• _GIVEN INSTRUCTION_:
Restate word for word the lines from the one containing "Extract all readable text from this page." through the end of the listing below, with both ends included.

____ PROVIDED ENTRIES

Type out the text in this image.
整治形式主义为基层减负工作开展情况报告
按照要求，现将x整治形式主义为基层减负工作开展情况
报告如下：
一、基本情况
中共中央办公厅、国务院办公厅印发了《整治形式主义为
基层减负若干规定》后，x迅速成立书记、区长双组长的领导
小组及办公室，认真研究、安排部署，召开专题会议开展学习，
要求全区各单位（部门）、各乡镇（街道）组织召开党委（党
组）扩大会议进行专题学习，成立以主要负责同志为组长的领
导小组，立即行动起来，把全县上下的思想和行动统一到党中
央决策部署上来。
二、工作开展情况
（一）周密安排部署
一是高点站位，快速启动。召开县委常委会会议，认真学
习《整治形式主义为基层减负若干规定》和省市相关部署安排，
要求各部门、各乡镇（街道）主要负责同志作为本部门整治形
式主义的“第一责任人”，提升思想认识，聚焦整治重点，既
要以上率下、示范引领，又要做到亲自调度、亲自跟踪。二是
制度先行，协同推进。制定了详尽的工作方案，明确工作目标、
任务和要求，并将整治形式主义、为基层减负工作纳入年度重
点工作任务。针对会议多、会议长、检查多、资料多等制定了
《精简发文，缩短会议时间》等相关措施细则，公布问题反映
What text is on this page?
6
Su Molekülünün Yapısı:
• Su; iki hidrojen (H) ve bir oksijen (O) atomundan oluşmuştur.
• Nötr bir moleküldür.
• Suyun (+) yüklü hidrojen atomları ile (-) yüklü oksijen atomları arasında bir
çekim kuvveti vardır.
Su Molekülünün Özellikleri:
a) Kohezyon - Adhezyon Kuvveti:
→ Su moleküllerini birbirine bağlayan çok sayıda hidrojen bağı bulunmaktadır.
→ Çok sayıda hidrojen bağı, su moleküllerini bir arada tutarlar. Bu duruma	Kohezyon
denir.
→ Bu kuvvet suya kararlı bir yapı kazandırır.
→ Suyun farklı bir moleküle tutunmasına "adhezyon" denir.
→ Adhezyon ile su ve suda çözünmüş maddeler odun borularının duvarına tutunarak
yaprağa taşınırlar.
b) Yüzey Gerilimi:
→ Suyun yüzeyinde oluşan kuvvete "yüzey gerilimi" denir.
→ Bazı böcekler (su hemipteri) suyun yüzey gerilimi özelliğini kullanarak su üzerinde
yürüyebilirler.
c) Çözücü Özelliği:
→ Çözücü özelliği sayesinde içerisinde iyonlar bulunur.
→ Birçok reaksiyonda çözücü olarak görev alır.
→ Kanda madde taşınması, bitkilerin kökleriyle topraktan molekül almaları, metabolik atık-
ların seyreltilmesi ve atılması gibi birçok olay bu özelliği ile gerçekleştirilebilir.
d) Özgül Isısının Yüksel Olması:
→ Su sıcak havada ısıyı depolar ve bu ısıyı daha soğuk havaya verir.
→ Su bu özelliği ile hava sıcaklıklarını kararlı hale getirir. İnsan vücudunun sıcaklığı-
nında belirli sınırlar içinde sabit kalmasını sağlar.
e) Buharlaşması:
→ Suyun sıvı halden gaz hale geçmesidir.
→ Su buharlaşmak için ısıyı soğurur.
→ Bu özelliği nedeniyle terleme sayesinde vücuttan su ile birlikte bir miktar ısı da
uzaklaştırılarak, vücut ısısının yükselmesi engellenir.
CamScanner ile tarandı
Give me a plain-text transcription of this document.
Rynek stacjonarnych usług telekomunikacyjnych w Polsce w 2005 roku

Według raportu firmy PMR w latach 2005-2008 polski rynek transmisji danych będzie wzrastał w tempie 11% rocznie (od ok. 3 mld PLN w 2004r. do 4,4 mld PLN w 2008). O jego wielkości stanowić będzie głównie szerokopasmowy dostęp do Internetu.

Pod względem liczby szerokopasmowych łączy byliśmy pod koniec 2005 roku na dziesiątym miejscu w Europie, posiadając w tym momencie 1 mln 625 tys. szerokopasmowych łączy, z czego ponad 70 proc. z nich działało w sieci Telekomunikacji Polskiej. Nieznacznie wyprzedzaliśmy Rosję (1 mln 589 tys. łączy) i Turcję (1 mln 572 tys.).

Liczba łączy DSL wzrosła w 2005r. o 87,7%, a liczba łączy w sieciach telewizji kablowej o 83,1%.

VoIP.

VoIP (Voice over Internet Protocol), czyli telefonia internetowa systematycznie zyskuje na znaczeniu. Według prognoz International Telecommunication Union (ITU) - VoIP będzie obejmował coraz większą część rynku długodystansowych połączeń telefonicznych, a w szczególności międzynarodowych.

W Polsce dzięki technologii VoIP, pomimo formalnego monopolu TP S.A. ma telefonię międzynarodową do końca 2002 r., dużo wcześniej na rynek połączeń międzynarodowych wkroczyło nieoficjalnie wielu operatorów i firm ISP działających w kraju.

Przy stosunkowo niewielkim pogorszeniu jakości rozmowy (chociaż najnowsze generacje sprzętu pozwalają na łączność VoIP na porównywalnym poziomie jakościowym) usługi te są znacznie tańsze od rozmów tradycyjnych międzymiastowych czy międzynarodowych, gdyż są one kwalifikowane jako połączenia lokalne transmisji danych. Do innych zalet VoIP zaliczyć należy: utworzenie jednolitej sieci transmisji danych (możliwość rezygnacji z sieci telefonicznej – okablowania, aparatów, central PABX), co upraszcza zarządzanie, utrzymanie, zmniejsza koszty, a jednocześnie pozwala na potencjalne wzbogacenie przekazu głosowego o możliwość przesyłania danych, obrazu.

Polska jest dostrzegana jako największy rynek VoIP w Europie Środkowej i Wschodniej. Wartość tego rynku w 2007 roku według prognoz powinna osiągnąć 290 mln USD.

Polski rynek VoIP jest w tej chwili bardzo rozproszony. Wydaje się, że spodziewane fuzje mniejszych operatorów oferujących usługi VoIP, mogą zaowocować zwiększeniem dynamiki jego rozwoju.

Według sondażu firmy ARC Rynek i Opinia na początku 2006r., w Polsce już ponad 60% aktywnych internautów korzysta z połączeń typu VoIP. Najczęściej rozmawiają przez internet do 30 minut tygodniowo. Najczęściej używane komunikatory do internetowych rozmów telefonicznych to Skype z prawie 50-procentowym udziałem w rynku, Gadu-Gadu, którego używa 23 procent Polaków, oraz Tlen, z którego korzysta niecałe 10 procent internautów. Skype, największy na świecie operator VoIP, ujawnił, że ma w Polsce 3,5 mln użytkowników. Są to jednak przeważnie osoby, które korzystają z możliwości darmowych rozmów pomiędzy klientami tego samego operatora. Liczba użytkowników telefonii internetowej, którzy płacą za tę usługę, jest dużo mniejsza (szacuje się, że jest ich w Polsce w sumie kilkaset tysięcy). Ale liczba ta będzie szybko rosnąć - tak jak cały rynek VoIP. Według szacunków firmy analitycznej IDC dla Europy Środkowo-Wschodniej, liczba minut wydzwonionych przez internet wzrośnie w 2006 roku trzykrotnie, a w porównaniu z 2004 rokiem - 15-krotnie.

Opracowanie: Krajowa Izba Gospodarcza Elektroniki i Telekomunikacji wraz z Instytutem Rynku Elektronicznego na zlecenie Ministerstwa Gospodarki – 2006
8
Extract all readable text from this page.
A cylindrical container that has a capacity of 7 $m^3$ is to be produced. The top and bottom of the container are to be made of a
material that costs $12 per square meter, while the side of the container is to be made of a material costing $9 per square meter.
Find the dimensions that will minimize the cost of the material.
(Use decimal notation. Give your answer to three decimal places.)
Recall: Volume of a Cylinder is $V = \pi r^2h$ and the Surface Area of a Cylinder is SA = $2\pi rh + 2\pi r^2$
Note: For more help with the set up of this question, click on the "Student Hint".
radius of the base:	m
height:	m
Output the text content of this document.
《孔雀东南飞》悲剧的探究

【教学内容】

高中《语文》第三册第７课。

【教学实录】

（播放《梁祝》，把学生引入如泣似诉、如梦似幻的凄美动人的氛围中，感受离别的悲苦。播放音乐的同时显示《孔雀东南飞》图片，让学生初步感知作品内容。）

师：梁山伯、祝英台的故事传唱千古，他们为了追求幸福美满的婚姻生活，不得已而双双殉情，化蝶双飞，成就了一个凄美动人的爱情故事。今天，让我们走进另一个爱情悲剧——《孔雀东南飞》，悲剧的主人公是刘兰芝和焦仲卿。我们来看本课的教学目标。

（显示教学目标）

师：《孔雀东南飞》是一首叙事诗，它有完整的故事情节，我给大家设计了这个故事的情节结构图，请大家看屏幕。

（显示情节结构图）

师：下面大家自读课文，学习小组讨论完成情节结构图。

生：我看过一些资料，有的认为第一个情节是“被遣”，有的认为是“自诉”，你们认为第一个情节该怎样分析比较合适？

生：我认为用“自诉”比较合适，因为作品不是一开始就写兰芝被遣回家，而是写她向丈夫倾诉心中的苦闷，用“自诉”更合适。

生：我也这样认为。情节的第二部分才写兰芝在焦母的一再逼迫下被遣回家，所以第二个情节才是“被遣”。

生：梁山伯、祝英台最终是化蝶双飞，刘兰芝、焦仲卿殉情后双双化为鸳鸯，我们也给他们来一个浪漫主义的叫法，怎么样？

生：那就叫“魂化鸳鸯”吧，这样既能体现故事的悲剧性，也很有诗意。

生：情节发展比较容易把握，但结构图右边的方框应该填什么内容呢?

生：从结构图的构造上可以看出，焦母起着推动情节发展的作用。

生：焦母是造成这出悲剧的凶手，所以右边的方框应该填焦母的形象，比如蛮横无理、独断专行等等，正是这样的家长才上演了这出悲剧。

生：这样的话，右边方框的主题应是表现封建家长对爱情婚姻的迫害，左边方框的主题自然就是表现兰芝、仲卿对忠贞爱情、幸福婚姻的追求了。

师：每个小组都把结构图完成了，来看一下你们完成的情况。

________

• _RESPONSE TO THE TASK_:
Extract all readable text from this page.
A cylindrical container that has a capacity of 7 $m^3$ is to be produced. The top and bottom of the container are to be made of a
material that costs $12 per square meter, while the side of the container is to be made of a material costing $9 per square meter.
Find the dimensions that will minimize the cost of the material.
(Use decimal notation. Give your answer to three decimal places.)
Recall: Volume of a Cylinder is $V = \pi r^2h$ and the Surface Area of a Cylinder is SA = $2\pi rh + 2\pi r^2$
Note: For more help with the set up of this question, click on the "Student Hint".
radius of the base:	m
height:	m
Output the text content of this document.
《孔雀东南飞》悲剧的探究

【教学内容】

高中《语文》第三册第７课。

【教学实录】

（播放《梁祝》，把学生引入如泣似诉、如梦似幻的凄美动人的氛围中，感受离别的悲苦。播放音乐的同时显示《孔雀东南飞》图片，让学生初步感知作品内容。）

师：梁山伯、祝英台的故事传唱千古，他们为了追求幸福美满的婚姻生活，不得已而双双殉情，化蝶双飞，成就了一个凄美动人的爱情故事。今天，让我们走进另一个爱情悲剧——《孔雀东南飞》，悲剧的主人公是刘兰芝和焦仲卿。我们来看本课的教学目标。

（显示教学目标）

师：《孔雀东南飞》是一首叙事诗，它有完整的故事情节，我给大家设计了这个故事的情节结构图，请大家看屏幕。

（显示情节结构图）

师：下面大家自读课文，学习小组讨论完成情节结构图。

生：我看过一些资料，有的认为第一个情节是“被遣”，有的认为是“自诉”，你们认为第一个情节该怎样分析比较合适？

生：我认为用“自诉”比较合适，因为作品不是一开始就写兰芝被遣回家，而是写她向丈夫倾诉心中的苦闷，用“自诉”更合适。

生：我也这样认为。情节的第二部分才写兰芝在焦母的一再逼迫下被遣回家，所以第二个情节才是“被遣”。

生：梁山伯、祝英台最终是化蝶双飞，刘兰芝、焦仲卿殉情后双双化为鸳鸯，我们也给他们来一个浪漫主义的叫法，怎么样？

生：那就叫“魂化鸳鸯”吧，这样既能体现故事的悲剧性，也很有诗意。

生：情节发展比较容易把握，但结构图右边的方框应该填什么内容呢?

生：从结构图的构造上可以看出，焦母起着推动情节发展的作用。

生：焦母是造成这出悲剧的凶手，所以右边的方框应该填焦母的形象，比如蛮横无理、独断专行等等，正是这样的家长才上演了这出悲剧。

生：这样的话，右边方框的主题应是表现封建家长对爱情婚姻的迫害，左边方框的主题自然就是表现兰芝、仲卿对忠贞爱情、幸福婚姻的追求了。

师：每个小组都把结构图完成了，来看一下你们完成的情况。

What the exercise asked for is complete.